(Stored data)
[BEGIN]
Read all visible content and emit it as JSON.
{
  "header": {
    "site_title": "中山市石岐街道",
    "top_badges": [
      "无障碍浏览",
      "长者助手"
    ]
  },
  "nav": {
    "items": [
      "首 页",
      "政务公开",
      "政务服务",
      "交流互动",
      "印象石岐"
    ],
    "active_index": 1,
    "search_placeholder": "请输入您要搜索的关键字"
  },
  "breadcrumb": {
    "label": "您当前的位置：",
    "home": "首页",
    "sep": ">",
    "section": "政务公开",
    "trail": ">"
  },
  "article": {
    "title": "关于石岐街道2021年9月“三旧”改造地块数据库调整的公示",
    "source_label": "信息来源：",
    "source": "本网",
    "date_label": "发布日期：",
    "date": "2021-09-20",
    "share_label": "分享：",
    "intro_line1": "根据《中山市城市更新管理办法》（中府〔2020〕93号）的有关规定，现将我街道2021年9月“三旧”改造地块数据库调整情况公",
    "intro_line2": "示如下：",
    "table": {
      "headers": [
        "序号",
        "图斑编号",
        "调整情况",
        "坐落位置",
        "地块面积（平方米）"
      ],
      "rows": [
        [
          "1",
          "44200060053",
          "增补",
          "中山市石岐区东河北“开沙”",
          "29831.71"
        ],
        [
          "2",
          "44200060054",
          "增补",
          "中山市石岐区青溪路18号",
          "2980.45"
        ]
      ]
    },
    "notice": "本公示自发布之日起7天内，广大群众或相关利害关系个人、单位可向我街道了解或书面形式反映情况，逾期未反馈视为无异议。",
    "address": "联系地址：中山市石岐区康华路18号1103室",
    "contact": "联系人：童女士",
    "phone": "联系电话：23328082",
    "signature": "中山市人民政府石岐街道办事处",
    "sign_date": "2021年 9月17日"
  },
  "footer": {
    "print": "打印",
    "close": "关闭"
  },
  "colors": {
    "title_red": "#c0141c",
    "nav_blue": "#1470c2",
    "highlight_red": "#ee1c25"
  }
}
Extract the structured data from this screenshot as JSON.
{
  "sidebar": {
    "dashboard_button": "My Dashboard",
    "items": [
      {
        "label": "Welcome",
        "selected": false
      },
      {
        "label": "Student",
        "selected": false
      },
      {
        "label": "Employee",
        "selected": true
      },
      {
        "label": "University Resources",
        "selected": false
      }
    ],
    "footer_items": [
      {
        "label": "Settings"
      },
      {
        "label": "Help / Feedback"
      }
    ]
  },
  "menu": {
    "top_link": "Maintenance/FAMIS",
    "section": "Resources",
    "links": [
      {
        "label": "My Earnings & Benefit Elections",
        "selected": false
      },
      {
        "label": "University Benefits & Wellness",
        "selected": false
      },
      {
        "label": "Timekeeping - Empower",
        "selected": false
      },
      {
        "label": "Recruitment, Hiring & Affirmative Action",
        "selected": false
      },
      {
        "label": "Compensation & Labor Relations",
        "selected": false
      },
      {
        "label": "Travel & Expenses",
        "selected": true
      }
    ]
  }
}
[END]
Task statement: Find every line in the records that contains the word "JSON"; copy those lines.

Result of the task:
Read all visible content and emit it as JSON.
Extract the structured data from this screenshot as JSON.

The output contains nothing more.